## TO DO
Which lines run from the line with "Parse this screenshot: output" to the end of the entries? Write out exactly those, leaving out the pictures.
┌──
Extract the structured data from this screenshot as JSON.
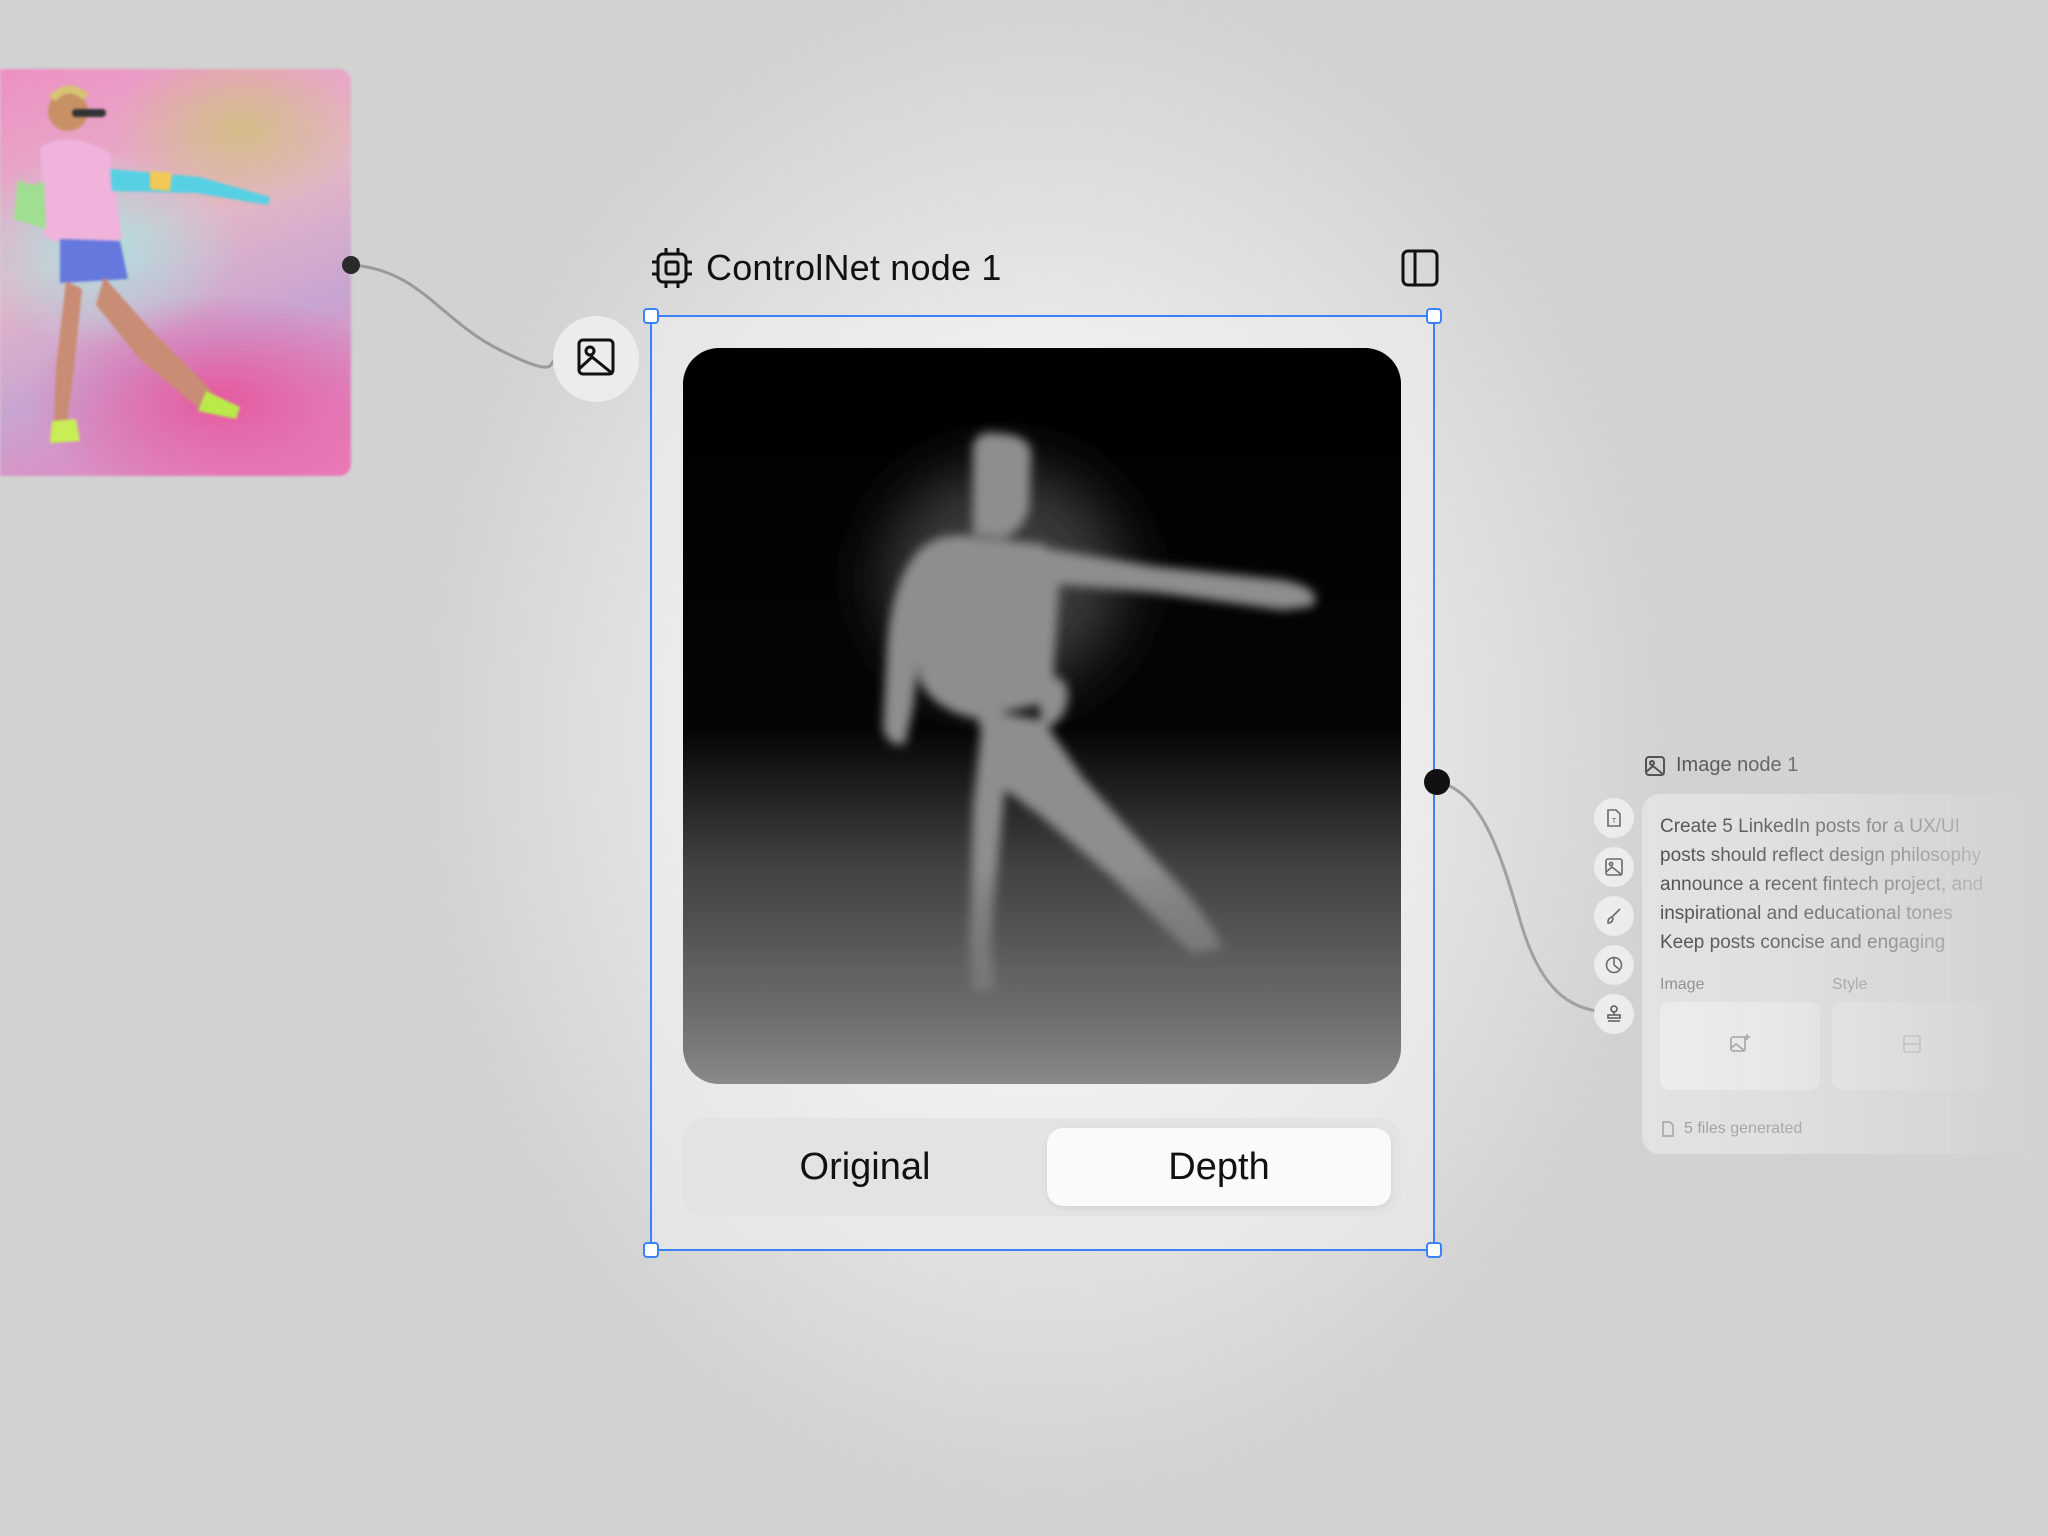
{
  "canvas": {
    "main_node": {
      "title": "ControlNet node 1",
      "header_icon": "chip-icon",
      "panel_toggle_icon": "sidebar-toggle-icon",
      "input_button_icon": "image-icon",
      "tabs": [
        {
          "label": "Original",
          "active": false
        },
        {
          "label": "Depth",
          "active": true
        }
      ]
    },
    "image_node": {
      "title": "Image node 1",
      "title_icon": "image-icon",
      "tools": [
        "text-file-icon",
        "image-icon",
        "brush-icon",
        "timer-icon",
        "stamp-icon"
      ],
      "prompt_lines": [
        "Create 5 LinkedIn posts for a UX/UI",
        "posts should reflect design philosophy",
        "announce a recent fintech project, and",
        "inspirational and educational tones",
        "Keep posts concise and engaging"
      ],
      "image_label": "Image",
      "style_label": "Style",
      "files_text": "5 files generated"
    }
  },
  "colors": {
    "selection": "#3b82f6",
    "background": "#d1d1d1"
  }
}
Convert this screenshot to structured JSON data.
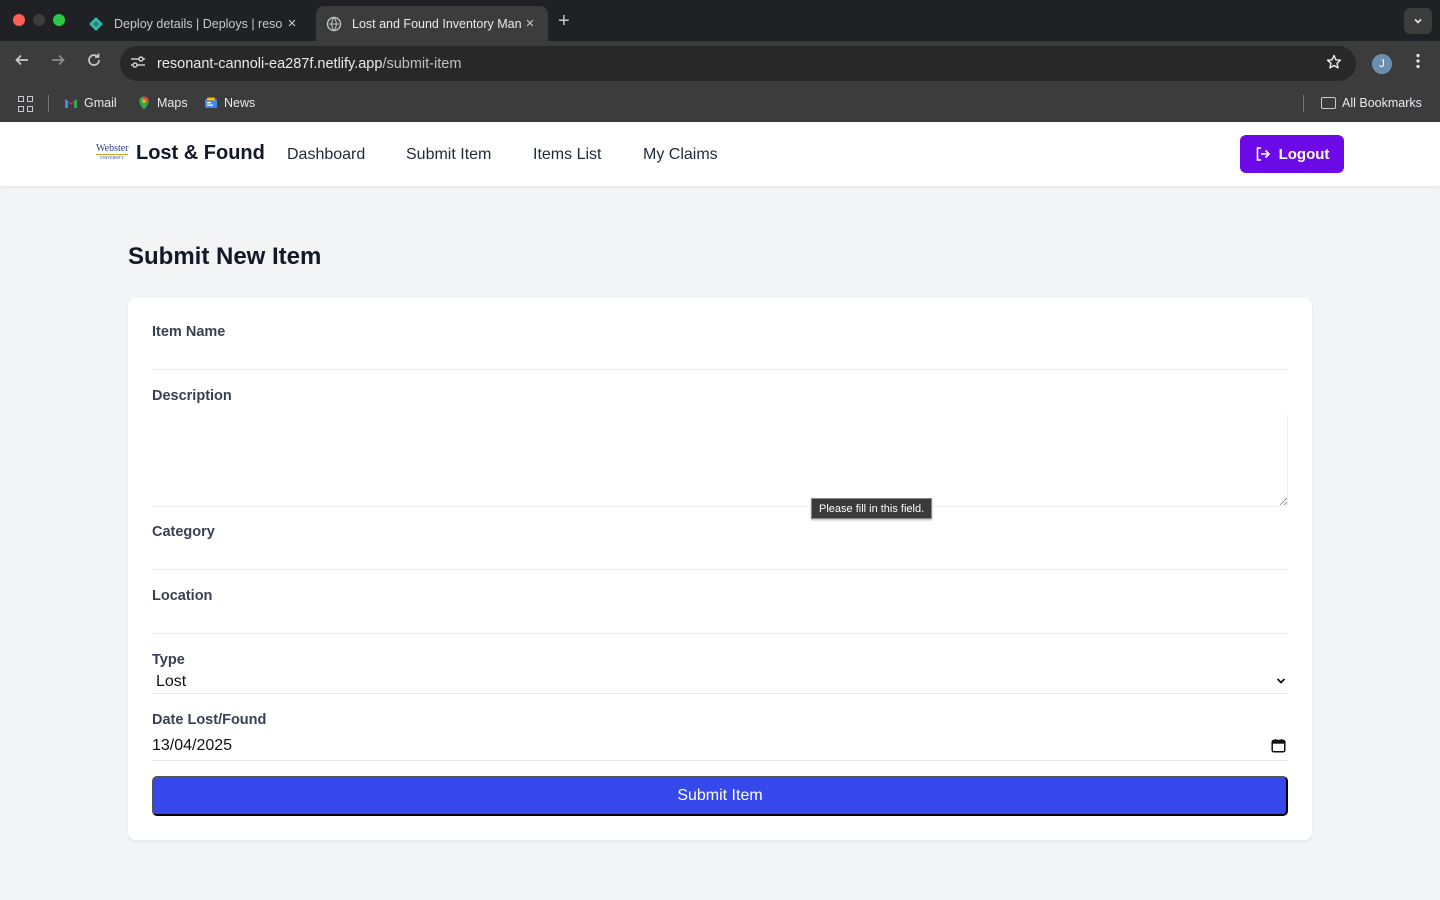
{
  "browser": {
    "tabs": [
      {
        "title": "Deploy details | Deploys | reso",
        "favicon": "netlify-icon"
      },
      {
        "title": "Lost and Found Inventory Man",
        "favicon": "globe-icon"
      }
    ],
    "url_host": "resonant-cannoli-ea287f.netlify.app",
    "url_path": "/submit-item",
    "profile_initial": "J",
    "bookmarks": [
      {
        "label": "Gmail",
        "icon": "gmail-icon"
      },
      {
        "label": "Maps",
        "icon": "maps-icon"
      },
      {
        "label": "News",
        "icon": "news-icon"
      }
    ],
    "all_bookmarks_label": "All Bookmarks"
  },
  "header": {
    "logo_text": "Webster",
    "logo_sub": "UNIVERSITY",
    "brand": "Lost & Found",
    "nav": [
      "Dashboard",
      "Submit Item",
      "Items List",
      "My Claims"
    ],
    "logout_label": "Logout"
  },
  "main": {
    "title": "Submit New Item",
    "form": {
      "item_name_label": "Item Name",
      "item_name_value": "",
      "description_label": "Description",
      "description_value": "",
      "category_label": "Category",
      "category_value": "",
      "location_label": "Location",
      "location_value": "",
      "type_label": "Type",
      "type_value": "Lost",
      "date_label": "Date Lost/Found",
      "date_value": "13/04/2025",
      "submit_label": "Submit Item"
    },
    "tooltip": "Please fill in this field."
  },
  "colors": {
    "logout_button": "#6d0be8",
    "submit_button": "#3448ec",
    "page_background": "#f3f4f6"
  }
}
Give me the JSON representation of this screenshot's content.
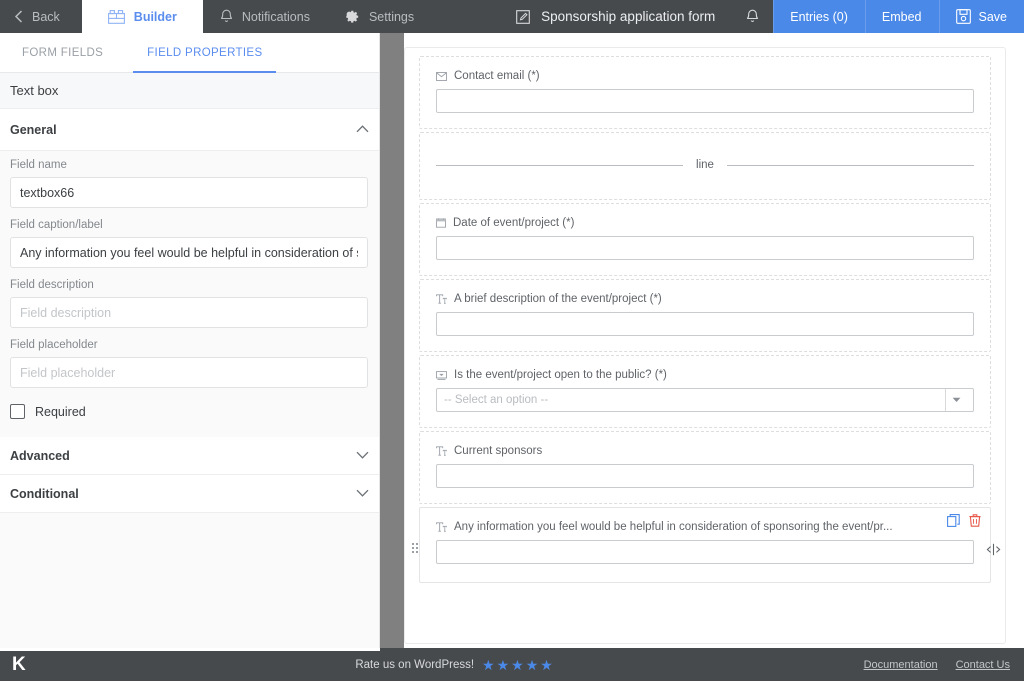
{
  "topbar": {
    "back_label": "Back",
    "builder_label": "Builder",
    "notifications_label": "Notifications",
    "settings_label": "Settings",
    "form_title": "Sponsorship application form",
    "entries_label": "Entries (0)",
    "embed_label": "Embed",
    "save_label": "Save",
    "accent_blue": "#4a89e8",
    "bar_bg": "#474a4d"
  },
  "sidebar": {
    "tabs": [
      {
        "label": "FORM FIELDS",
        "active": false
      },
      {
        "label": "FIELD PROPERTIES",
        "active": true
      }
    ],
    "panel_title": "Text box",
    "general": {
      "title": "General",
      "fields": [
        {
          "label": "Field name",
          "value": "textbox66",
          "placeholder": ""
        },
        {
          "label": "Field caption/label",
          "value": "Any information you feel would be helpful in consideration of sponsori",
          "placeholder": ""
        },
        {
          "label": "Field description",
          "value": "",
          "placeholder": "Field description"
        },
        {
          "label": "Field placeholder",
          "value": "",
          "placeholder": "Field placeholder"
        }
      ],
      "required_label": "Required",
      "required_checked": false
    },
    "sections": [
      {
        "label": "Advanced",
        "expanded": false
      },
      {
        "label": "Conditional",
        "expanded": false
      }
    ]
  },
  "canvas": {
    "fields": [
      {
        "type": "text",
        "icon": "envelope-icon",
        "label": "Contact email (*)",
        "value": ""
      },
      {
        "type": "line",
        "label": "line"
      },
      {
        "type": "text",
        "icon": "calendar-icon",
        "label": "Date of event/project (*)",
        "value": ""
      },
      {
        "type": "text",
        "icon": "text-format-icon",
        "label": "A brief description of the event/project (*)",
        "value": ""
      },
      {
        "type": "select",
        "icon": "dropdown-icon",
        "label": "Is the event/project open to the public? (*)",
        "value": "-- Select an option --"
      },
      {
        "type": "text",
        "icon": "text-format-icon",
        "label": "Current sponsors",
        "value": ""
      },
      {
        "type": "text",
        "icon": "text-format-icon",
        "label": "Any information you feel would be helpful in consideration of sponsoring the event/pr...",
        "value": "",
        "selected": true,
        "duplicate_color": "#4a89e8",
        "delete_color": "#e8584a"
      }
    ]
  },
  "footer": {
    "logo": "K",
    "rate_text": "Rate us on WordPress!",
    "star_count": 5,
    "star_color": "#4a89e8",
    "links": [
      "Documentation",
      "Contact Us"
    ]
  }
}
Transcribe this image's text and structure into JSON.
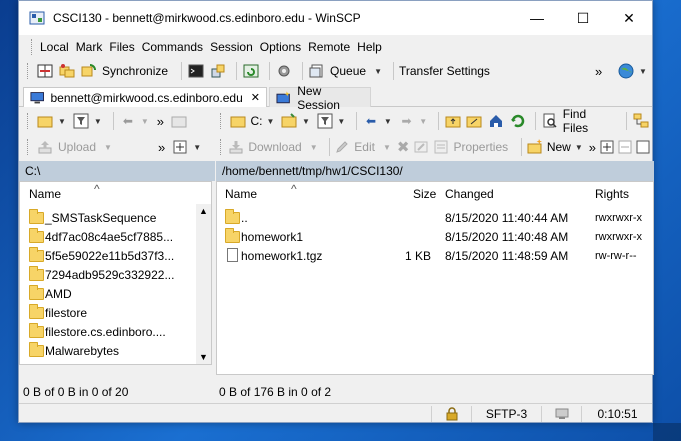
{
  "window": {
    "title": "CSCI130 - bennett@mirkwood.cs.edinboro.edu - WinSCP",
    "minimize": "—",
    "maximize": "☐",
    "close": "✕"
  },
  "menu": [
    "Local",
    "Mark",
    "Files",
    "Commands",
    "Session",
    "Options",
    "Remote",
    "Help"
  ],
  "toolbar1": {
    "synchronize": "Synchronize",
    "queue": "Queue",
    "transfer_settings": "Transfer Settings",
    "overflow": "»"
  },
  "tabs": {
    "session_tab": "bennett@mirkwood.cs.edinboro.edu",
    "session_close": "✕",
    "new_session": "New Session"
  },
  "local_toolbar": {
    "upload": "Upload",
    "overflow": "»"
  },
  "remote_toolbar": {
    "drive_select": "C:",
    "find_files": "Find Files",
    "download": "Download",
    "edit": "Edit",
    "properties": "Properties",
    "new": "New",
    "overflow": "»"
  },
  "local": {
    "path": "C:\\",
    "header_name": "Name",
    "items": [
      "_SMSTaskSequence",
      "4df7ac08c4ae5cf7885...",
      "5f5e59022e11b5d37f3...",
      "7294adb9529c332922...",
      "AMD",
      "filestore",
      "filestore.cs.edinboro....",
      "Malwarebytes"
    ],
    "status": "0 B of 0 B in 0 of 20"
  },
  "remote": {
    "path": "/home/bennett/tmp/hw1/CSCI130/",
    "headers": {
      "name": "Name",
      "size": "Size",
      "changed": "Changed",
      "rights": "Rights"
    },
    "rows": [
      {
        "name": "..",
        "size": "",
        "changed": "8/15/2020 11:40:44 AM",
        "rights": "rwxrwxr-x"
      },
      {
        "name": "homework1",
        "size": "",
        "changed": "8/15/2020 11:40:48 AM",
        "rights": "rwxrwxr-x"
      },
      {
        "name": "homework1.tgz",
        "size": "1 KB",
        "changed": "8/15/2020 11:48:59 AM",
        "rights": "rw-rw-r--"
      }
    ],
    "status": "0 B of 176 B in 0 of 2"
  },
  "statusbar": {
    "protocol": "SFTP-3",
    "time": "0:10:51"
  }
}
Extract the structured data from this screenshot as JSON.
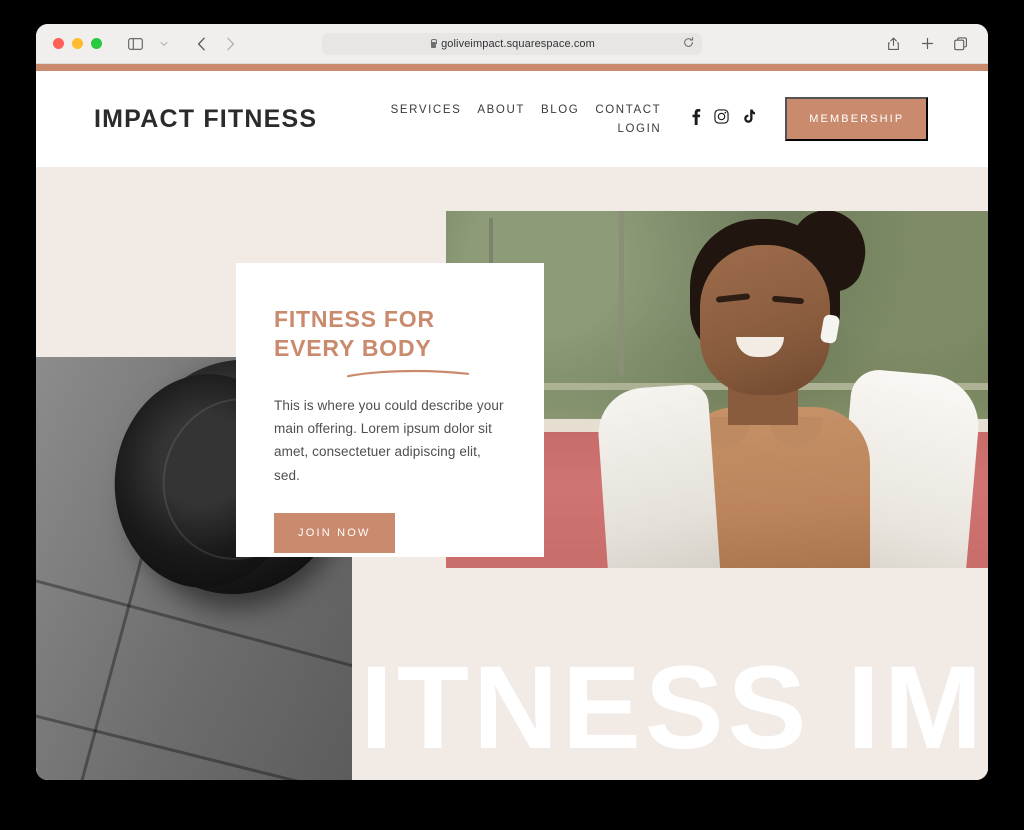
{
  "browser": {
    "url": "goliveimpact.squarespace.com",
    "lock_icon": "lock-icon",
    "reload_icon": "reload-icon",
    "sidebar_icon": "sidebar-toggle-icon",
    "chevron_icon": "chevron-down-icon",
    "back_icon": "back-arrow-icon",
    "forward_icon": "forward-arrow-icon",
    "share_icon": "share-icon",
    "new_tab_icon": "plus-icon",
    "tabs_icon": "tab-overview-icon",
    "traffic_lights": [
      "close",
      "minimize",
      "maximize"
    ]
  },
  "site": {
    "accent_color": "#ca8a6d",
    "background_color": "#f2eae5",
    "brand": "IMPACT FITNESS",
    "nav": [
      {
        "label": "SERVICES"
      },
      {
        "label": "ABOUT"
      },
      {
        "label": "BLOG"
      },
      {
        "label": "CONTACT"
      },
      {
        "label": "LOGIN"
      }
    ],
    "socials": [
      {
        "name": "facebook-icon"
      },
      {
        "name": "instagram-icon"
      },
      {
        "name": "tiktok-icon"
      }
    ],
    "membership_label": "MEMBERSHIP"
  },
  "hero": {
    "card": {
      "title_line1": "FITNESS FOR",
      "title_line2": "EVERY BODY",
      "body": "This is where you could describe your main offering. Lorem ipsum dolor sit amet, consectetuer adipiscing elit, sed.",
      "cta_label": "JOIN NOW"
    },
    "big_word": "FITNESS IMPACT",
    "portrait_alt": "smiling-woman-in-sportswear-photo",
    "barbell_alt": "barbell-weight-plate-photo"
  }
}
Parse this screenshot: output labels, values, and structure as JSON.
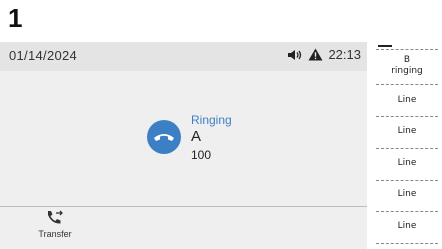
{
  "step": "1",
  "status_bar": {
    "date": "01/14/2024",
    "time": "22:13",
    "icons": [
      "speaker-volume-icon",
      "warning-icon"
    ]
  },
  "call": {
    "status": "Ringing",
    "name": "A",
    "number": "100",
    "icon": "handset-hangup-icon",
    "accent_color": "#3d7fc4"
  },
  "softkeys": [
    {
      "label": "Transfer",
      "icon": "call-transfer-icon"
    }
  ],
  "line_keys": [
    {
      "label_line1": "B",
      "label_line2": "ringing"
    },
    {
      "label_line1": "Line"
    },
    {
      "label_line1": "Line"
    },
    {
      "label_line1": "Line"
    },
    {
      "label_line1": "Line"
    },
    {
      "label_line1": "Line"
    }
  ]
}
└──
## ANSWER TO THE TASK
Parse this screenshot: output labels, values, and structure as JSON.
{
  "step": "1",
  "status_bar": {
    "date": "01/14/2024",
    "time": "22:13",
    "icons": [
      "speaker-volume-icon",
      "warning-icon"
    ]
  },
  "call": {
    "status": "Ringing",
    "name": "A",
    "number": "100",
    "icon": "handset-hangup-icon",
    "accent_color": "#3d7fc4"
  },
  "softkeys": [
    {
      "label": "Transfer",
      "icon": "call-transfer-icon"
    }
  ],
  "line_keys": [
    {
      "label_line1": "B",
      "label_line2": "ringing"
    },
    {
      "label_line1": "Line"
    },
    {
      "label_line1": "Line"
    },
    {
      "label_line1": "Line"
    },
    {
      "label_line1": "Line"
    },
    {
      "label_line1": "Line"
    }
  ]
}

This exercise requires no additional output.